> **GIVEN ENTRIES**

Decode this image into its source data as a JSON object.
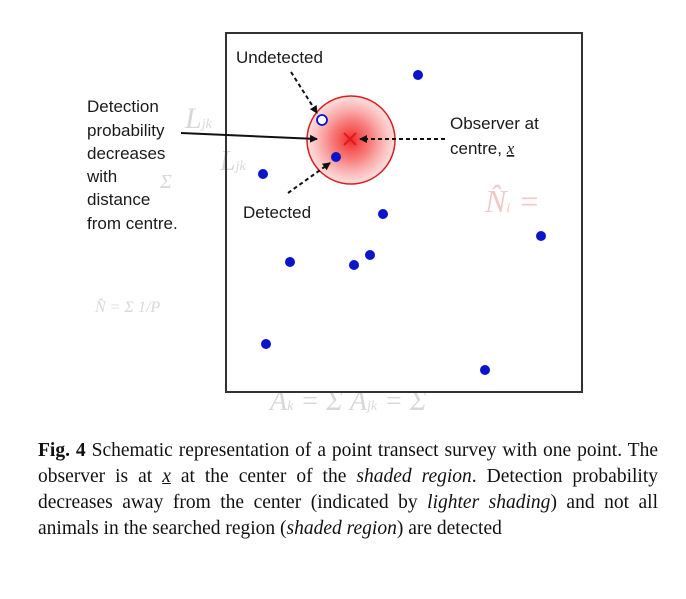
{
  "diagram": {
    "label_undetected": "Undetected",
    "label_detected": "Detected",
    "label_observer_line1": "Observer at",
    "label_observer_line2_prefix": "centre, ",
    "label_observer_symbol": "x",
    "label_detection_lines": [
      "Detection",
      "probability",
      "decreases",
      "with",
      "distance",
      "from centre."
    ],
    "colors": {
      "dot": "#0a14c8",
      "circle_fill": "#f53b3b",
      "circle_stroke": "#d91e1e",
      "observer_mark": "#e11b1b",
      "frame": "#333333"
    }
  },
  "caption": {
    "fig_label": "Fig. 4",
    "part1": " Schematic representation of a point transect survey with one point. The observer is at ",
    "symbol_x": "x",
    "part2": " at the center of the ",
    "em1": "shaded region",
    "part3": ". Detection probability decreases away from the center (indicated by ",
    "em2": "lighter shading",
    "part4": ") and not all animals in the searched region (",
    "em3": "shaded region",
    "part5": ") are detected"
  }
}
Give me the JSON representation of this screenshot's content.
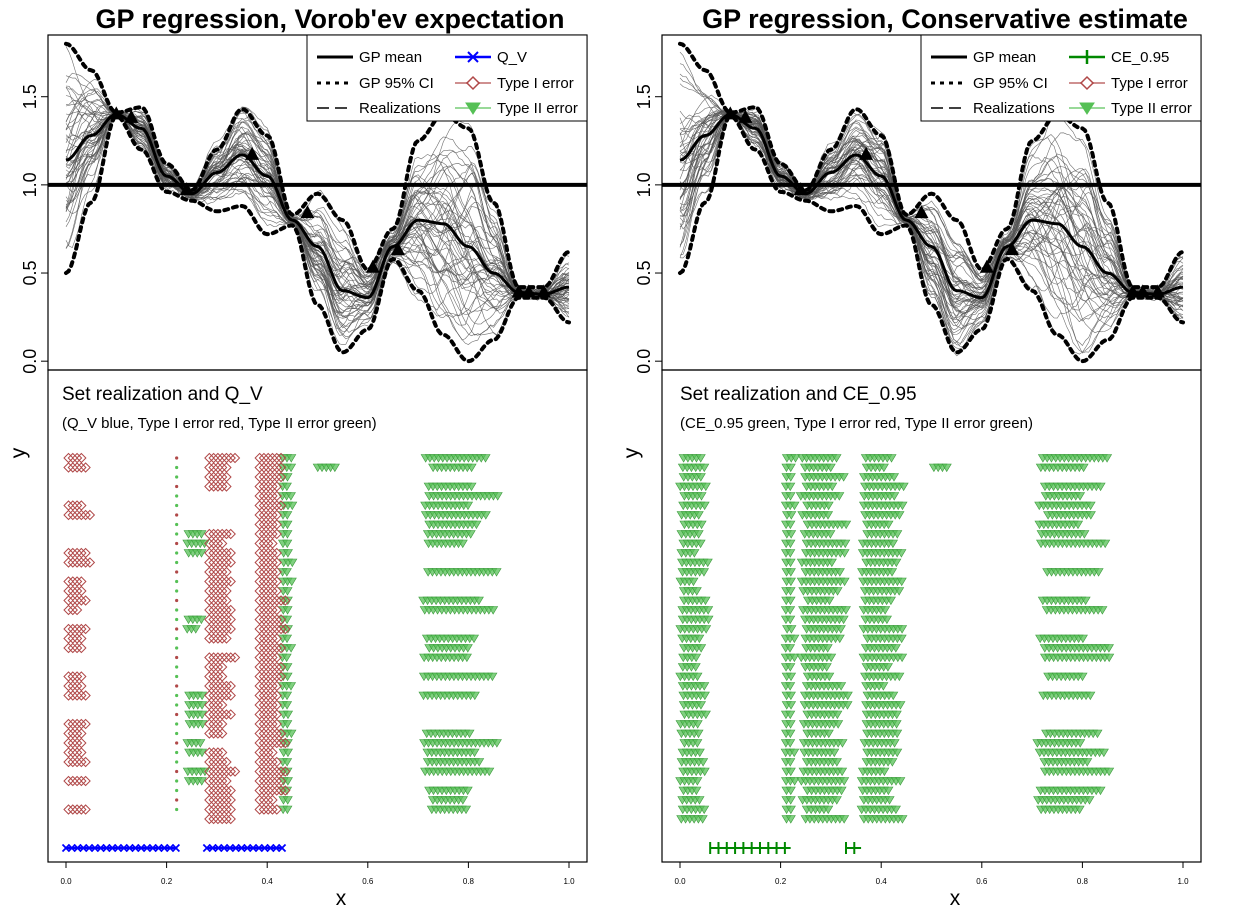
{
  "colors": {
    "black": "#000000",
    "realization": "#555555",
    "qv_blue": "#0000ff",
    "ce_green": "#008800",
    "type1_red": "#b04848",
    "type2_green": "#55c055"
  },
  "chart_data": [
    {
      "type": "line",
      "title": "GP regression, Vorob'ev expectation",
      "ylabel": "",
      "xlim": [
        0,
        1
      ],
      "ylim": [
        -0.05,
        1.85
      ],
      "yticks": [
        "0.0",
        "0.5",
        "1.0",
        "1.5"
      ],
      "threshold": 1.0,
      "legend_position": "top-right",
      "legend": [
        "GP mean",
        "GP 95% CI",
        "Realizations",
        "Q_V",
        "Type I error",
        "Type II error"
      ],
      "design_points": [
        [
          0.1,
          1.4
        ],
        [
          0.13,
          1.38
        ],
        [
          0.24,
          0.97
        ],
        [
          0.37,
          1.17
        ],
        [
          0.48,
          0.84
        ],
        [
          0.61,
          0.53
        ],
        [
          0.66,
          0.63
        ],
        [
          0.9,
          0.39
        ],
        [
          0.92,
          0.39
        ],
        [
          0.95,
          0.39
        ]
      ],
      "series": [
        {
          "name": "GP mean",
          "style": "solid",
          "x": [
            0,
            0.05,
            0.1,
            0.15,
            0.2,
            0.25,
            0.3,
            0.35,
            0.4,
            0.45,
            0.5,
            0.55,
            0.6,
            0.65,
            0.7,
            0.75,
            0.8,
            0.85,
            0.9,
            0.95,
            1.0
          ],
          "y": [
            1.14,
            1.28,
            1.4,
            1.32,
            1.05,
            0.95,
            1.07,
            1.17,
            1.05,
            0.8,
            0.65,
            0.4,
            0.36,
            0.65,
            0.8,
            0.78,
            0.65,
            0.5,
            0.39,
            0.38,
            0.42
          ]
        },
        {
          "name": "GP 95% CI upper",
          "style": "dotted",
          "x": [
            0,
            0.05,
            0.1,
            0.15,
            0.2,
            0.25,
            0.3,
            0.35,
            0.4,
            0.45,
            0.5,
            0.55,
            0.6,
            0.65,
            0.7,
            0.75,
            0.8,
            0.85,
            0.9,
            0.95,
            1.0
          ],
          "y": [
            1.8,
            1.65,
            1.41,
            1.44,
            1.12,
            0.97,
            1.2,
            1.43,
            1.28,
            0.83,
            0.95,
            0.8,
            0.52,
            0.75,
            1.25,
            1.4,
            1.32,
            0.9,
            0.42,
            0.42,
            0.62
          ]
        },
        {
          "name": "GP 95% CI lower",
          "style": "dotted",
          "x": [
            0,
            0.05,
            0.1,
            0.15,
            0.2,
            0.25,
            0.3,
            0.35,
            0.4,
            0.45,
            0.5,
            0.55,
            0.6,
            0.65,
            0.7,
            0.75,
            0.8,
            0.85,
            0.9,
            0.95,
            1.0
          ],
          "y": [
            0.5,
            0.9,
            1.39,
            1.2,
            0.96,
            0.91,
            0.85,
            0.88,
            0.72,
            0.77,
            0.32,
            0.05,
            0.18,
            0.58,
            0.4,
            0.15,
            0.0,
            0.12,
            0.36,
            0.36,
            0.22
          ]
        }
      ]
    },
    {
      "type": "line",
      "title": "GP regression, Conservative estimate",
      "ylabel": "",
      "xlim": [
        0,
        1
      ],
      "ylim": [
        -0.05,
        1.85
      ],
      "yticks": [
        "0.0",
        "0.5",
        "1.0",
        "1.5"
      ],
      "threshold": 1.0,
      "legend_position": "top-right",
      "legend": [
        "GP mean",
        "GP 95% CI",
        "Realizations",
        "CE_0.95",
        "Type I error",
        "Type II error"
      ],
      "design_points": [
        [
          0.1,
          1.4
        ],
        [
          0.13,
          1.38
        ],
        [
          0.24,
          0.97
        ],
        [
          0.37,
          1.17
        ],
        [
          0.48,
          0.84
        ],
        [
          0.61,
          0.53
        ],
        [
          0.66,
          0.63
        ],
        [
          0.9,
          0.39
        ],
        [
          0.92,
          0.39
        ],
        [
          0.95,
          0.39
        ]
      ],
      "series": [
        {
          "name": "GP mean",
          "style": "solid",
          "x": [
            0,
            0.05,
            0.1,
            0.15,
            0.2,
            0.25,
            0.3,
            0.35,
            0.4,
            0.45,
            0.5,
            0.55,
            0.6,
            0.65,
            0.7,
            0.75,
            0.8,
            0.85,
            0.9,
            0.95,
            1.0
          ],
          "y": [
            1.14,
            1.28,
            1.4,
            1.32,
            1.05,
            0.95,
            1.07,
            1.17,
            1.05,
            0.8,
            0.65,
            0.4,
            0.36,
            0.65,
            0.8,
            0.78,
            0.65,
            0.5,
            0.39,
            0.38,
            0.42
          ]
        },
        {
          "name": "GP 95% CI upper",
          "style": "dotted",
          "x": [
            0,
            0.05,
            0.1,
            0.15,
            0.2,
            0.25,
            0.3,
            0.35,
            0.4,
            0.45,
            0.5,
            0.55,
            0.6,
            0.65,
            0.7,
            0.75,
            0.8,
            0.85,
            0.9,
            0.95,
            1.0
          ],
          "y": [
            1.8,
            1.65,
            1.41,
            1.44,
            1.12,
            0.97,
            1.2,
            1.43,
            1.28,
            0.83,
            0.95,
            0.8,
            0.52,
            0.75,
            1.25,
            1.4,
            1.32,
            0.9,
            0.42,
            0.42,
            0.62
          ]
        },
        {
          "name": "GP 95% CI lower",
          "style": "dotted",
          "x": [
            0,
            0.05,
            0.1,
            0.15,
            0.2,
            0.25,
            0.3,
            0.35,
            0.4,
            0.45,
            0.5,
            0.55,
            0.6,
            0.65,
            0.7,
            0.75,
            0.8,
            0.85,
            0.9,
            0.95,
            1.0
          ],
          "y": [
            0.5,
            0.9,
            1.39,
            1.2,
            0.96,
            0.91,
            0.85,
            0.88,
            0.72,
            0.77,
            0.32,
            0.05,
            0.18,
            0.58,
            0.4,
            0.15,
            0.0,
            0.12,
            0.36,
            0.36,
            0.22
          ]
        }
      ]
    },
    {
      "type": "scatter",
      "title": "Set realization and Q_V",
      "subtitle": "(Q_V blue, Type I error red, Type II error green)",
      "xlabel": "x",
      "ylabel": "y",
      "xlim": [
        0,
        1
      ],
      "xticks": [
        "0.0",
        "0.2",
        "0.4",
        "0.6",
        "0.8",
        "1.0"
      ],
      "rows": 40,
      "estimate": {
        "name": "Q_V",
        "segments": [
          [
            0.0,
            0.22
          ],
          [
            0.28,
            0.43
          ]
        ]
      },
      "type1_bands": [
        {
          "x": [
            0.0,
            0.05
          ],
          "rows": [
            0,
            1,
            5,
            6,
            10,
            11,
            13,
            14,
            15,
            16,
            18,
            19,
            20,
            23,
            24,
            25,
            28,
            29,
            30,
            31,
            32,
            34,
            37
          ]
        },
        {
          "x": [
            0.28,
            0.34
          ],
          "rows": [
            0,
            1,
            2,
            3,
            8,
            9,
            10,
            11,
            12,
            13,
            14,
            15,
            16,
            17,
            18,
            19,
            21,
            22,
            23,
            24,
            25,
            26,
            27,
            28,
            29,
            31,
            32,
            33,
            34,
            35,
            36,
            37,
            38
          ]
        },
        {
          "x": [
            0.38,
            0.44
          ],
          "rows": [
            0,
            1,
            2,
            3,
            4,
            5,
            6,
            7,
            8,
            9,
            10,
            11,
            12,
            13,
            14,
            15,
            16,
            17,
            18,
            19,
            20,
            21,
            22,
            23,
            24,
            25,
            26,
            27,
            28,
            29,
            30,
            31,
            32,
            33,
            34,
            35,
            36,
            37
          ]
        }
      ],
      "type2_bands": [
        {
          "x": [
            0.71,
            0.86
          ],
          "rows": [
            0,
            1,
            3,
            4,
            5,
            6,
            7,
            8,
            9,
            12,
            15,
            16,
            19,
            20,
            21,
            23,
            25,
            29,
            30,
            31,
            32,
            33,
            35,
            36,
            37
          ]
        },
        {
          "x": [
            0.5,
            0.54
          ],
          "rows": [
            1
          ]
        },
        {
          "x": [
            0.24,
            0.28
          ],
          "rows": [
            8,
            9,
            10,
            17,
            18,
            25,
            26,
            27,
            28,
            30,
            31,
            33,
            34
          ]
        },
        {
          "x": [
            0.43,
            0.45
          ],
          "rows": [
            0,
            1,
            2,
            3,
            4,
            5,
            6,
            7,
            8,
            9,
            10,
            11,
            12,
            13,
            14,
            15,
            16,
            17,
            18,
            19,
            20,
            21,
            22,
            23,
            24,
            25,
            26,
            27,
            28,
            29,
            30,
            31,
            32,
            33,
            34,
            35,
            36,
            37
          ]
        }
      ],
      "small_dots": {
        "x": 0.22,
        "rows": [
          0,
          1,
          2,
          3,
          4,
          5,
          6,
          7,
          8,
          9,
          10,
          11,
          12,
          13,
          14,
          15,
          16,
          17,
          18,
          19,
          20,
          21,
          22,
          23,
          24,
          25,
          26,
          27,
          28,
          29,
          30,
          31,
          32,
          33,
          34,
          35,
          36,
          37
        ]
      }
    },
    {
      "type": "scatter",
      "title": "Set realization and CE_0.95",
      "subtitle": "(CE_0.95 green, Type I error red, Type II error green)",
      "xlabel": "x",
      "ylabel": "y",
      "xlim": [
        0,
        1
      ],
      "xticks": [
        "0.0",
        "0.2",
        "0.4",
        "0.6",
        "0.8",
        "1.0"
      ],
      "rows": 40,
      "estimate": {
        "name": "CE_0.95",
        "segments": [
          [
            0.06,
            0.22
          ],
          [
            0.33,
            0.36
          ]
        ]
      },
      "type1_bands": [],
      "type2_bands": [
        {
          "x": [
            0.0,
            0.06
          ],
          "rows": [
            0,
            1,
            2,
            3,
            4,
            5,
            6,
            7,
            8,
            9,
            10,
            11,
            12,
            13,
            14,
            15,
            16,
            17,
            18,
            19,
            20,
            21,
            22,
            23,
            24,
            25,
            26,
            27,
            28,
            29,
            30,
            31,
            32,
            33,
            34,
            35,
            36,
            37,
            38
          ]
        },
        {
          "x": [
            0.21,
            0.23
          ],
          "rows": [
            0,
            1,
            2,
            3,
            4,
            5,
            6,
            7,
            8,
            9,
            10,
            11,
            12,
            13,
            14,
            15,
            16,
            17,
            18,
            19,
            20,
            21,
            22,
            23,
            24,
            25,
            26,
            27,
            28,
            29,
            30,
            31,
            32,
            33,
            34,
            35,
            36,
            37,
            38
          ]
        },
        {
          "x": [
            0.24,
            0.34
          ],
          "rows": [
            0,
            1,
            2,
            3,
            4,
            5,
            6,
            7,
            8,
            9,
            10,
            11,
            12,
            13,
            14,
            15,
            16,
            17,
            18,
            19,
            20,
            21,
            22,
            23,
            24,
            25,
            26,
            27,
            28,
            29,
            30,
            31,
            32,
            33,
            34,
            35,
            36,
            37,
            38
          ]
        },
        {
          "x": [
            0.36,
            0.45
          ],
          "rows": [
            0,
            1,
            2,
            3,
            4,
            5,
            6,
            7,
            8,
            9,
            10,
            11,
            12,
            13,
            14,
            15,
            16,
            17,
            18,
            19,
            20,
            21,
            22,
            23,
            24,
            25,
            26,
            27,
            28,
            29,
            30,
            31,
            32,
            33,
            34,
            35,
            36,
            37,
            38
          ]
        },
        {
          "x": [
            0.71,
            0.86
          ],
          "rows": [
            0,
            1,
            3,
            4,
            5,
            6,
            7,
            8,
            9,
            12,
            15,
            16,
            19,
            20,
            21,
            23,
            25,
            29,
            30,
            31,
            32,
            33,
            35,
            36,
            37
          ]
        },
        {
          "x": [
            0.5,
            0.54
          ],
          "rows": [
            1
          ]
        }
      ],
      "small_dots": null
    }
  ]
}
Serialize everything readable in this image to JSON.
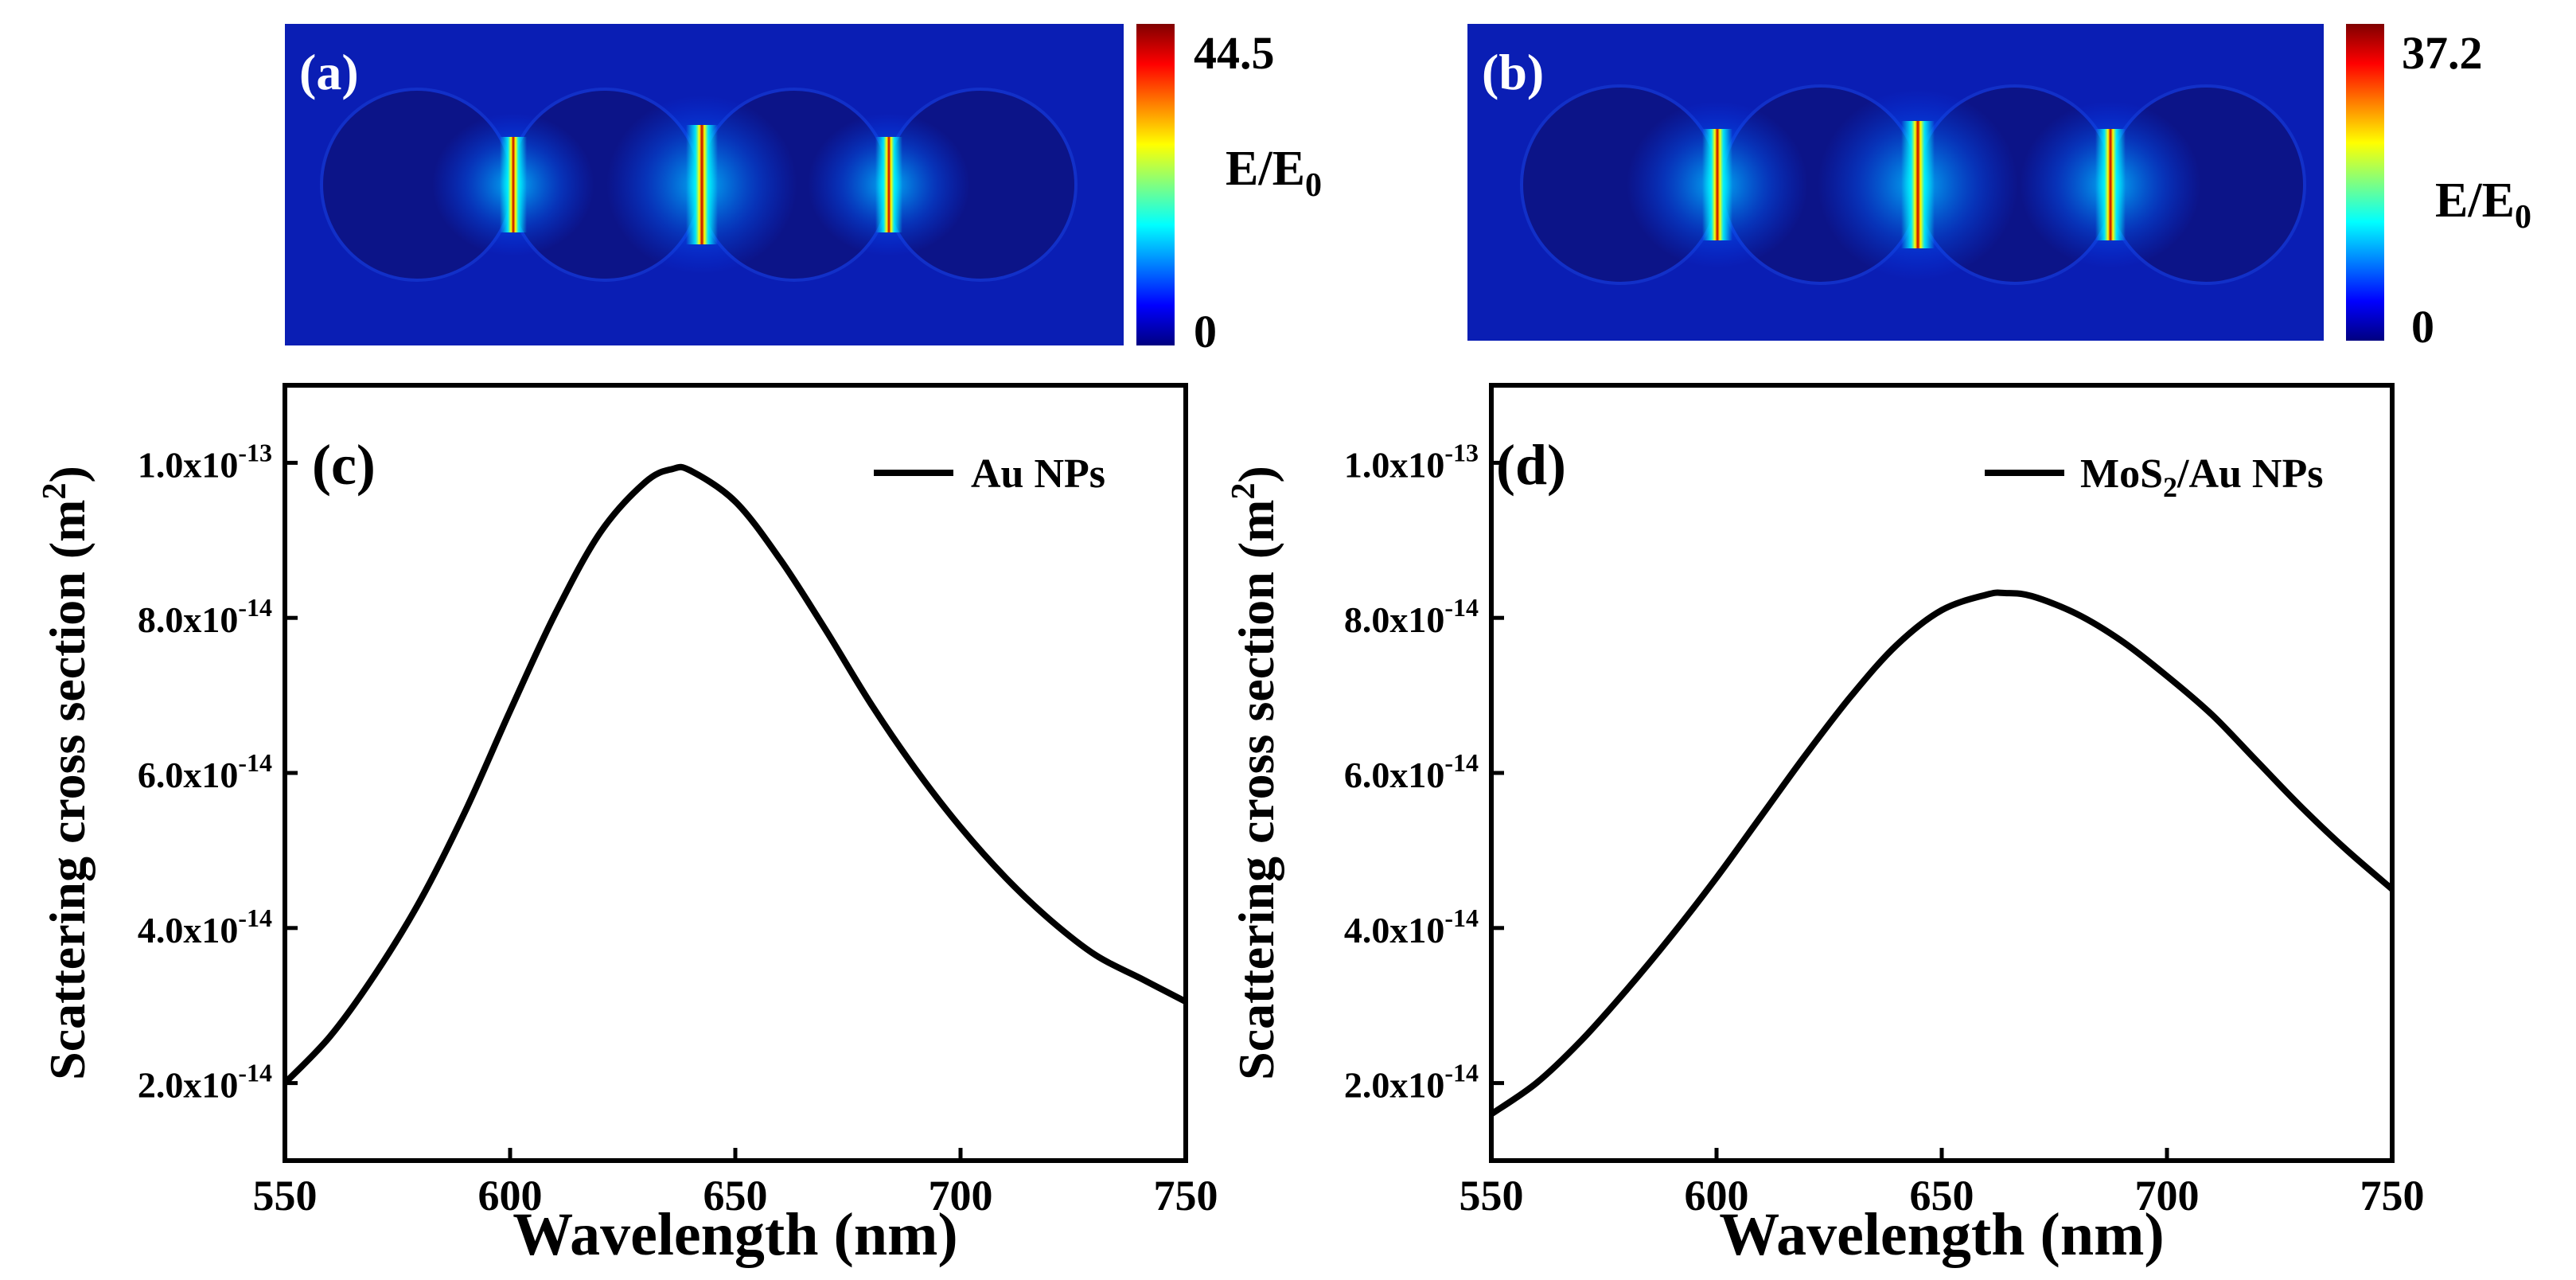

> **TASK STATEMENT**
Go through the listing above and list every line that has the word "this".

> **TASK RESPONSE**
Decode this image into its source data as a JSON object.
Give me the JSON representation of this screenshot's content.
Serialize everything readable in this image to JSON.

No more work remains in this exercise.